> **DESCRIPTION OF THE TASK**
Write out the listing exactly as it is given.

> **MATERIAL TO PROCESS**
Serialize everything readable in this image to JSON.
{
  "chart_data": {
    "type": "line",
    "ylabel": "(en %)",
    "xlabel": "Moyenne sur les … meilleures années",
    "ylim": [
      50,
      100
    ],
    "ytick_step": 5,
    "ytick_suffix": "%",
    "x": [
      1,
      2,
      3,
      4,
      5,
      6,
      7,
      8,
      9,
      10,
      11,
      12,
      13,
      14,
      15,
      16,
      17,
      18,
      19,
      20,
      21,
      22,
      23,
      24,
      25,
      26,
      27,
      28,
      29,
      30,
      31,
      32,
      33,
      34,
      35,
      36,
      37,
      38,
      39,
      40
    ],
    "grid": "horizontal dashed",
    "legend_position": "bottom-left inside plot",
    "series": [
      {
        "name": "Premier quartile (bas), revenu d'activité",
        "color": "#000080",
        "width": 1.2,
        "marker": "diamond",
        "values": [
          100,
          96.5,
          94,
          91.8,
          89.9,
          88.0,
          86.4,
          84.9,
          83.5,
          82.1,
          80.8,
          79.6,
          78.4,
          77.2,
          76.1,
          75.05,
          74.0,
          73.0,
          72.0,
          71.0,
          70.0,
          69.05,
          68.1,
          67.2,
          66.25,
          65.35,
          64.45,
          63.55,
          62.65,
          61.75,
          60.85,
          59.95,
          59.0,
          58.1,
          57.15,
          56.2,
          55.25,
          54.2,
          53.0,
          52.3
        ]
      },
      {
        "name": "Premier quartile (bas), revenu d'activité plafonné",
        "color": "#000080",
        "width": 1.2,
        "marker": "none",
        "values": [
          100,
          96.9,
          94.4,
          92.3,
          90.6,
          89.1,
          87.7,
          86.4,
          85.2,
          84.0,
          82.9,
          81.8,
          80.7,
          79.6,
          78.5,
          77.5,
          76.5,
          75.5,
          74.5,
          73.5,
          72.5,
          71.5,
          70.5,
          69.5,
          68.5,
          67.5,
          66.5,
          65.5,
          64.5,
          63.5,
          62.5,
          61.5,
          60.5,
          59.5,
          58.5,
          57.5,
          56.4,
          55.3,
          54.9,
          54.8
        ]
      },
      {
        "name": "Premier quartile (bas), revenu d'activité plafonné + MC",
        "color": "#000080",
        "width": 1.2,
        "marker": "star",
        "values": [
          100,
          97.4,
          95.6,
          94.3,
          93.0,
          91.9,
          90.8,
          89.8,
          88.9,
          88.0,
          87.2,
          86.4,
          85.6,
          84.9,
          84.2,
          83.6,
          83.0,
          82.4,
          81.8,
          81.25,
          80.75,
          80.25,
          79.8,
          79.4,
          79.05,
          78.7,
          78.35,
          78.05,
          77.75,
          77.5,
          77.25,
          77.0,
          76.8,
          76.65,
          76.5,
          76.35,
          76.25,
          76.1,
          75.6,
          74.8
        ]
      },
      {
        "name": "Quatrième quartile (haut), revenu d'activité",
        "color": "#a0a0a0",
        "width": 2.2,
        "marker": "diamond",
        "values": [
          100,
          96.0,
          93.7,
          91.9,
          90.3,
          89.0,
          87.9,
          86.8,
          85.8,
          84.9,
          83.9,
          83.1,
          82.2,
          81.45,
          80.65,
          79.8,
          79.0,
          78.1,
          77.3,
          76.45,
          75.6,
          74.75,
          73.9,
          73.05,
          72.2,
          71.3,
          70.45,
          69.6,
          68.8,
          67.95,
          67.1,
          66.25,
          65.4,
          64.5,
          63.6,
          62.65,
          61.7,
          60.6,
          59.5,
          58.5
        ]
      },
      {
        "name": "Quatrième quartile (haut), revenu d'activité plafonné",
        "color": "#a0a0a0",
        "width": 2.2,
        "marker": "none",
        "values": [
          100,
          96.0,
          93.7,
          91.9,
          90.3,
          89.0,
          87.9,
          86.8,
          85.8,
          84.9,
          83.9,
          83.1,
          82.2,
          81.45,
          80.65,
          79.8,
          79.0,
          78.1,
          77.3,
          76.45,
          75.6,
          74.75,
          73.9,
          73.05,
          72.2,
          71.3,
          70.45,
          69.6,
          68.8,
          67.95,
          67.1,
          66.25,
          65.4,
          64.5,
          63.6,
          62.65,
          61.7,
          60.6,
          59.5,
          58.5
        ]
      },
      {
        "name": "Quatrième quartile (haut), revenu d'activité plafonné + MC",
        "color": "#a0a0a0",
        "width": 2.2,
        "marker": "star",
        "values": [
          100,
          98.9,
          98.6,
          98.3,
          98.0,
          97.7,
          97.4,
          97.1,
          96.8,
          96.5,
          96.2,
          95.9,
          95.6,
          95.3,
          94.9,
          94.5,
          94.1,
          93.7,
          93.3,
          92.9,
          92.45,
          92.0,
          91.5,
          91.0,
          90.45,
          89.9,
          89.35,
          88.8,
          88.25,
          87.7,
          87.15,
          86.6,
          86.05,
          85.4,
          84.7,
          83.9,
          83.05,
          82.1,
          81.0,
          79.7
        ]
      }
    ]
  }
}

> **FINISHED ANSWER**
Serialize everything readable in this image to JSON.
{
  "chart_data": {
    "type": "line",
    "ylabel": "(en %)",
    "xlabel": "Moyenne sur les … meilleures années",
    "ylim": [
      50,
      100
    ],
    "ytick_step": 5,
    "ytick_suffix": "%",
    "x": [
      1,
      2,
      3,
      4,
      5,
      6,
      7,
      8,
      9,
      10,
      11,
      12,
      13,
      14,
      15,
      16,
      17,
      18,
      19,
      20,
      21,
      22,
      23,
      24,
      25,
      26,
      27,
      28,
      29,
      30,
      31,
      32,
      33,
      34,
      35,
      36,
      37,
      38,
      39,
      40
    ],
    "grid": "horizontal dashed",
    "legend_position": "bottom-left inside plot",
    "series": [
      {
        "name": "Premier quartile (bas), revenu d'activité",
        "color": "#000080",
        "width": 1.2,
        "marker": "diamond",
        "values": [
          100,
          96.5,
          94,
          91.8,
          89.9,
          88.0,
          86.4,
          84.9,
          83.5,
          82.1,
          80.8,
          79.6,
          78.4,
          77.2,
          76.1,
          75.05,
          74.0,
          73.0,
          72.0,
          71.0,
          70.0,
          69.05,
          68.1,
          67.2,
          66.25,
          65.35,
          64.45,
          63.55,
          62.65,
          61.75,
          60.85,
          59.95,
          59.0,
          58.1,
          57.15,
          56.2,
          55.25,
          54.2,
          53.0,
          52.3
        ]
      },
      {
        "name": "Premier quartile (bas), revenu d'activité plafonné",
        "color": "#000080",
        "width": 1.2,
        "marker": "none",
        "values": [
          100,
          96.9,
          94.4,
          92.3,
          90.6,
          89.1,
          87.7,
          86.4,
          85.2,
          84.0,
          82.9,
          81.8,
          80.7,
          79.6,
          78.5,
          77.5,
          76.5,
          75.5,
          74.5,
          73.5,
          72.5,
          71.5,
          70.5,
          69.5,
          68.5,
          67.5,
          66.5,
          65.5,
          64.5,
          63.5,
          62.5,
          61.5,
          60.5,
          59.5,
          58.5,
          57.5,
          56.4,
          55.3,
          54.9,
          54.8
        ]
      },
      {
        "name": "Premier quartile (bas), revenu d'activité plafonné + MC",
        "color": "#000080",
        "width": 1.2,
        "marker": "star",
        "values": [
          100,
          97.4,
          95.6,
          94.3,
          93.0,
          91.9,
          90.8,
          89.8,
          88.9,
          88.0,
          87.2,
          86.4,
          85.6,
          84.9,
          84.2,
          83.6,
          83.0,
          82.4,
          81.8,
          81.25,
          80.75,
          80.25,
          79.8,
          79.4,
          79.05,
          78.7,
          78.35,
          78.05,
          77.75,
          77.5,
          77.25,
          77.0,
          76.8,
          76.65,
          76.5,
          76.35,
          76.25,
          76.1,
          75.6,
          74.8
        ]
      },
      {
        "name": "Quatrième quartile (haut), revenu d'activité",
        "color": "#a0a0a0",
        "width": 2.2,
        "marker": "diamond",
        "values": [
          100,
          96.0,
          93.7,
          91.9,
          90.3,
          89.0,
          87.9,
          86.8,
          85.8,
          84.9,
          83.9,
          83.1,
          82.2,
          81.45,
          80.65,
          79.8,
          79.0,
          78.1,
          77.3,
          76.45,
          75.6,
          74.75,
          73.9,
          73.05,
          72.2,
          71.3,
          70.45,
          69.6,
          68.8,
          67.95,
          67.1,
          66.25,
          65.4,
          64.5,
          63.6,
          62.65,
          61.7,
          60.6,
          59.5,
          58.5
        ]
      },
      {
        "name": "Quatrième quartile (haut), revenu d'activité plafonné",
        "color": "#a0a0a0",
        "width": 2.2,
        "marker": "none",
        "values": [
          100,
          96.0,
          93.7,
          91.9,
          90.3,
          89.0,
          87.9,
          86.8,
          85.8,
          84.9,
          83.9,
          83.1,
          82.2,
          81.45,
          80.65,
          79.8,
          79.0,
          78.1,
          77.3,
          76.45,
          75.6,
          74.75,
          73.9,
          73.05,
          72.2,
          71.3,
          70.45,
          69.6,
          68.8,
          67.95,
          67.1,
          66.25,
          65.4,
          64.5,
          63.6,
          62.65,
          61.7,
          60.6,
          59.5,
          58.5
        ]
      },
      {
        "name": "Quatrième quartile (haut), revenu d'activité plafonné + MC",
        "color": "#a0a0a0",
        "width": 2.2,
        "marker": "star",
        "values": [
          100,
          98.9,
          98.6,
          98.3,
          98.0,
          97.7,
          97.4,
          97.1,
          96.8,
          96.5,
          96.2,
          95.9,
          95.6,
          95.3,
          94.9,
          94.5,
          94.1,
          93.7,
          93.3,
          92.9,
          92.45,
          92.0,
          91.5,
          91.0,
          90.45,
          89.9,
          89.35,
          88.8,
          88.25,
          87.7,
          87.15,
          86.6,
          86.05,
          85.4,
          84.7,
          83.9,
          83.05,
          82.1,
          81.0,
          79.7
        ]
      }
    ]
  }
}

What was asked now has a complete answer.